Records excerpted from a collection:
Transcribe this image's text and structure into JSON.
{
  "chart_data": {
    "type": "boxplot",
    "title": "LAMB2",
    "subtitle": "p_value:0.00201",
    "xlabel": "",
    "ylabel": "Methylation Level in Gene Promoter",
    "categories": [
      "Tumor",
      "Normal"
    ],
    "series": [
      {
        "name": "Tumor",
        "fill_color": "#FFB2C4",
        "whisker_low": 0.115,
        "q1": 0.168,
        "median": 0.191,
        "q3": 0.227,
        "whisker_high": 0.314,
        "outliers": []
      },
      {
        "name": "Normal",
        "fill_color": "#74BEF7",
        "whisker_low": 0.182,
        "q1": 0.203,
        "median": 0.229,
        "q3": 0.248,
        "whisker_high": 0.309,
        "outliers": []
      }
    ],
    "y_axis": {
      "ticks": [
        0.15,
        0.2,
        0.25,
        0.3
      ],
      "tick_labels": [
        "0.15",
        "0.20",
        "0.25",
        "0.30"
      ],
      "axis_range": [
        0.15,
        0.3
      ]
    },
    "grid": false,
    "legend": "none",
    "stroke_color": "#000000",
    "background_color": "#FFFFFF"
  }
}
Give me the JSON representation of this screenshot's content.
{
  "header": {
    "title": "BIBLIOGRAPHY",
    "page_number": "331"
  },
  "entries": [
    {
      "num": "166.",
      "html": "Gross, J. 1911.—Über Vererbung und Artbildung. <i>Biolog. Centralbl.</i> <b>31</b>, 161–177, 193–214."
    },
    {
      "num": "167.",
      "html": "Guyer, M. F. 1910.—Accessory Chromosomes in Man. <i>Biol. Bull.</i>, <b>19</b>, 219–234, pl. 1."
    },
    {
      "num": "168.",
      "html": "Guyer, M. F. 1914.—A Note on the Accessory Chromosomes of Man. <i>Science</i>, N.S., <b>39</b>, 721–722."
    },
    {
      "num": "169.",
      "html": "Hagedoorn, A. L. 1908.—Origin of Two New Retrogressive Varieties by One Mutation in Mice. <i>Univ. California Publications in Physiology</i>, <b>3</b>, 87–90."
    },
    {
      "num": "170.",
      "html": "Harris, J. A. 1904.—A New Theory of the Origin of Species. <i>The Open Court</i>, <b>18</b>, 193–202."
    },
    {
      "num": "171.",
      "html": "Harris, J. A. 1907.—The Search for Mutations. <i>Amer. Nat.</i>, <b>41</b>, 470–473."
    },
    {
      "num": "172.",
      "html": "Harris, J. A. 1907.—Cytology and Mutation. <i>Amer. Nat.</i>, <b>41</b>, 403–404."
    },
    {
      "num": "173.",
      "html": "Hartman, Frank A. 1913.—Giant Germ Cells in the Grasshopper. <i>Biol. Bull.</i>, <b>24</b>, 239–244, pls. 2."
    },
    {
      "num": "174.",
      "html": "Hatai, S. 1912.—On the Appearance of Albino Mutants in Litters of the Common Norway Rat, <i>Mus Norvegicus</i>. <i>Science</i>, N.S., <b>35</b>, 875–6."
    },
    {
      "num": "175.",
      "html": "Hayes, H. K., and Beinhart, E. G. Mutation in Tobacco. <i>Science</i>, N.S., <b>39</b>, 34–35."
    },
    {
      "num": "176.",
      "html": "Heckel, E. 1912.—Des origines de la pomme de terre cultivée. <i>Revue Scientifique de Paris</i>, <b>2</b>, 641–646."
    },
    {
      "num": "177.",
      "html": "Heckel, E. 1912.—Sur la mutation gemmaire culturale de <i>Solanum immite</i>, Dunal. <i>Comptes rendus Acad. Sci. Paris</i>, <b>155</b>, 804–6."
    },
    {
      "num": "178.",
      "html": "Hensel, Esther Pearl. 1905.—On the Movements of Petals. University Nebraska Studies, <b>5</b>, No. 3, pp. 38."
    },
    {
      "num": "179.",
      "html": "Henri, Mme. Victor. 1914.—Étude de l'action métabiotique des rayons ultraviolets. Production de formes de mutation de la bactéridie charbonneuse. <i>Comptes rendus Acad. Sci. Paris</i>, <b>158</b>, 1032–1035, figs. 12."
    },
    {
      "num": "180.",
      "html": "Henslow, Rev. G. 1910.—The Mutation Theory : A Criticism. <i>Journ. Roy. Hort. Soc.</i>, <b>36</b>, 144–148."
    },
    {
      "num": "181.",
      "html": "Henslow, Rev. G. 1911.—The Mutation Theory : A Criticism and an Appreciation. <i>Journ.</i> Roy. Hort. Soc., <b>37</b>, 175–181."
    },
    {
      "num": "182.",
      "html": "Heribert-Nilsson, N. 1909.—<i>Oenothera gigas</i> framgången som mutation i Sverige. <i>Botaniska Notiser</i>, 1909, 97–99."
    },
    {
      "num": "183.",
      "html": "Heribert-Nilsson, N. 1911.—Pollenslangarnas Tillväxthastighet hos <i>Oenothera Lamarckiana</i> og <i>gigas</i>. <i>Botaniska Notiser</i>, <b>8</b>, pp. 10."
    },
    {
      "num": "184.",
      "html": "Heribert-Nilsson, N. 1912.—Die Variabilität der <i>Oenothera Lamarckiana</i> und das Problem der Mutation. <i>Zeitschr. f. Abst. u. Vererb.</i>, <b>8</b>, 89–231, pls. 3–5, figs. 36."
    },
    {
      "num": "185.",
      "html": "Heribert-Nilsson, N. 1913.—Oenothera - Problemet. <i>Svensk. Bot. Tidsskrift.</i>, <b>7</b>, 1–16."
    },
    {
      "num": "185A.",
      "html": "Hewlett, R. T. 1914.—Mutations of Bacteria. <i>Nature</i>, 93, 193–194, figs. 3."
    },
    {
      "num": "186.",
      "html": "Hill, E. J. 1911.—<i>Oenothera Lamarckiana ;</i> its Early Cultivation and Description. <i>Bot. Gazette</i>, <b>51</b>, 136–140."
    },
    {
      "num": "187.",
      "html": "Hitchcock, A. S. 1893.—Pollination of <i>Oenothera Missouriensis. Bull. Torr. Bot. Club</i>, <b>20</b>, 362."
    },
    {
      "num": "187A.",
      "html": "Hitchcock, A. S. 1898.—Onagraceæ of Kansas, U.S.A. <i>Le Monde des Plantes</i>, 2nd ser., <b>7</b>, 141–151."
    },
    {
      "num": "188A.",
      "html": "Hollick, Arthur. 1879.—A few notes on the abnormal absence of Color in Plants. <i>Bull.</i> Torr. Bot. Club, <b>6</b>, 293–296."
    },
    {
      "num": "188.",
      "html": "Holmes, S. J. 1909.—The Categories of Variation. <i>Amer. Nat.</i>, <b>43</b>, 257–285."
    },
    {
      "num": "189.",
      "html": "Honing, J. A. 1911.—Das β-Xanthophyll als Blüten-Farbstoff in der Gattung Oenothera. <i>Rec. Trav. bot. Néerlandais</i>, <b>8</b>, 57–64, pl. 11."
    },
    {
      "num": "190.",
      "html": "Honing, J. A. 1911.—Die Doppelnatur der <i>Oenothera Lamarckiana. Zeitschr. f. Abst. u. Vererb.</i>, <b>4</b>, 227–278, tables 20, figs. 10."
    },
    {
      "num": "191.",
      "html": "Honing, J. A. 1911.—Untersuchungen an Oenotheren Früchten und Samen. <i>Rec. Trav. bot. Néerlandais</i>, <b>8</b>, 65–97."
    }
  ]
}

- YOUR GOAL
Return each line of the records above exactly as it reads.

- REPLY TO THE TASK
Transcribe this image's text and structure into JSON.
{
  "chart_data": {
    "type": "boxplot",
    "title": "LAMB2",
    "subtitle": "p_value:0.00201",
    "xlabel": "",
    "ylabel": "Methylation Level in Gene Promoter",
    "categories": [
      "Tumor",
      "Normal"
    ],
    "series": [
      {
        "name": "Tumor",
        "fill_color": "#FFB2C4",
        "whisker_low": 0.115,
        "q1": 0.168,
        "median": 0.191,
        "q3": 0.227,
        "whisker_high": 0.314,
        "outliers": []
      },
      {
        "name": "Normal",
        "fill_color": "#74BEF7",
        "whisker_low": 0.182,
        "q1": 0.203,
        "median": 0.229,
        "q3": 0.248,
        "whisker_high": 0.309,
        "outliers": []
      }
    ],
    "y_axis": {
      "ticks": [
        0.15,
        0.2,
        0.25,
        0.3
      ],
      "tick_labels": [
        "0.15",
        "0.20",
        "0.25",
        "0.30"
      ],
      "axis_range": [
        0.15,
        0.3
      ]
    },
    "grid": false,
    "legend": "none",
    "stroke_color": "#000000",
    "background_color": "#FFFFFF"
  }
}
Give me the JSON representation of this screenshot's content.
{
  "header": {
    "title": "BIBLIOGRAPHY",
    "page_number": "331"
  },
  "entries": [
    {
      "num": "166.",
      "html": "Gross, J. 1911.—Über Vererbung und Artbildung. <i>Biolog. Centralbl.</i> <b>31</b>, 161–177, 193–214."
    },
    {
      "num": "167.",
      "html": "Guyer, M. F. 1910.—Accessory Chromosomes in Man. <i>Biol. Bull.</i>, <b>19</b>, 219–234, pl. 1."
    },
    {
      "num": "168.",
      "html": "Guyer, M. F. 1914.—A Note on the Accessory Chromosomes of Man. <i>Science</i>, N.S., <b>39</b>, 721–722."
    },
    {
      "num": "169.",
      "html": "Hagedoorn, A. L. 1908.—Origin of Two New Retrogressive Varieties by One Mutation in Mice. <i>Univ. California Publications in Physiology</i>, <b>3</b>, 87–90."
    },
    {
      "num": "170.",
      "html": "Harris, J. A. 1904.—A New Theory of the Origin of Species. <i>The Open Court</i>, <b>18</b>, 193–202."
    },
    {
      "num": "171.",
      "html": "Harris, J. A. 1907.—The Search for Mutations. <i>Amer. Nat.</i>, <b>41</b>, 470–473."
    },
    {
      "num": "172.",
      "html": "Harris, J. A. 1907.—Cytology and Mutation. <i>Amer. Nat.</i>, <b>41</b>, 403–404."
    },
    {
      "num": "173.",
      "html": "Hartman, Frank A. 1913.—Giant Germ Cells in the Grasshopper. <i>Biol. Bull.</i>, <b>24</b>, 239–244, pls. 2."
    },
    {
      "num": "174.",
      "html": "Hatai, S. 1912.—On the Appearance of Albino Mutants in Litters of the Common Norway Rat, <i>Mus Norvegicus</i>. <i>Science</i>, N.S., <b>35</b>, 875–6."
    },
    {
      "num": "175.",
      "html": "Hayes, H. K., and Beinhart, E. G. Mutation in Tobacco. <i>Science</i>, N.S., <b>39</b>, 34–35."
    },
    {
      "num": "176.",
      "html": "Heckel, E. 1912.—Des origines de la pomme de terre cultivée. <i>Revue Scientifique de Paris</i>, <b>2</b>, 641–646."
    },
    {
      "num": "177.",
      "html": "Heckel, E. 1912.—Sur la mutation gemmaire culturale de <i>Solanum immite</i>, Dunal. <i>Comptes rendus Acad. Sci. Paris</i>, <b>155</b>, 804–6."
    },
    {
      "num": "178.",
      "html": "Hensel, Esther Pearl. 1905.—On the Movements of Petals. University Nebraska Studies, <b>5</b>, No. 3, pp. 38."
    },
    {
      "num": "179.",
      "html": "Henri, Mme. Victor. 1914.—Étude de l'action métabiotique des rayons ultraviolets. Production de formes de mutation de la bactéridie charbonneuse. <i>Comptes rendus Acad. Sci. Paris</i>, <b>158</b>, 1032–1035, figs. 12."
    },
    {
      "num": "180.",
      "html": "Henslow, Rev. G. 1910.—The Mutation Theory : A Criticism. <i>Journ. Roy. Hort. Soc.</i>, <b>36</b>, 144–148."
    },
    {
      "num": "181.",
      "html": "Henslow, Rev. G. 1911.—The Mutation Theory : A Criticism and an Appreciation. <i>Journ.</i> Roy. Hort. Soc., <b>37</b>, 175–181."
    },
    {
      "num": "182.",
      "html": "Heribert-Nilsson, N. 1909.—<i>Oenothera gigas</i> framgången som mutation i Sverige. <i>Botaniska Notiser</i>, 1909, 97–99."
    },
    {
      "num": "183.",
      "html": "Heribert-Nilsson, N. 1911.—Pollenslangarnas Tillväxthastighet hos <i>Oenothera Lamarckiana</i> og <i>gigas</i>. <i>Botaniska Notiser</i>, <b>8</b>, pp. 10."
    },
    {
      "num": "184.",
      "html": "Heribert-Nilsson, N. 1912.—Die Variabilität der <i>Oenothera Lamarckiana</i> und das Problem der Mutation. <i>Zeitschr. f. Abst. u. Vererb.</i>, <b>8</b>, 89–231, pls. 3–5, figs. 36."
    },
    {
      "num": "185.",
      "html": "Heribert-Nilsson, N. 1913.—Oenothera - Problemet. <i>Svensk. Bot. Tidsskrift.</i>, <b>7</b>, 1–16."
    },
    {
      "num": "185A.",
      "html": "Hewlett, R. T. 1914.—Mutations of Bacteria. <i>Nature</i>, 93, 193–194, figs. 3."
    },
    {
      "num": "186.",
      "html": "Hill, E. J. 1911.—<i>Oenothera Lamarckiana ;</i> its Early Cultivation and Description. <i>Bot. Gazette</i>, <b>51</b>, 136–140."
    },
    {
      "num": "187.",
      "html": "Hitchcock, A. S. 1893.—Pollination of <i>Oenothera Missouriensis. Bull. Torr. Bot. Club</i>, <b>20</b>, 362."
    },
    {
      "num": "187A.",
      "html": "Hitchcock, A. S. 1898.—Onagraceæ of Kansas, U.S.A. <i>Le Monde des Plantes</i>, 2nd ser., <b>7</b>, 141–151."
    },
    {
      "num": "188A.",
      "html": "Hollick, Arthur. 1879.—A few notes on the abnormal absence of Color in Plants. <i>Bull.</i> Torr. Bot. Club, <b>6</b>, 293–296."
    },
    {
      "num": "188.",
      "html": "Holmes, S. J. 1909.—The Categories of Variation. <i>Amer. Nat.</i>, <b>43</b>, 257–285."
    },
    {
      "num": "189.",
      "html": "Honing, J. A. 1911.—Das β-Xanthophyll als Blüten-Farbstoff in der Gattung Oenothera. <i>Rec. Trav. bot. Néerlandais</i>, <b>8</b>, 57–64, pl. 11."
    },
    {
      "num": "190.",
      "html": "Honing, J. A. 1911.—Die Doppelnatur der <i>Oenothera Lamarckiana. Zeitschr. f. Abst. u. Vererb.</i>, <b>4</b>, 227–278, tables 20, figs. 10."
    },
    {
      "num": "191.",
      "html": "Honing, J. A. 1911.—Untersuchungen an Oenotheren Früchten und Samen. <i>Rec. Trav. bot. Néerlandais</i>, <b>8</b>, 65–97."
    }
  ]
}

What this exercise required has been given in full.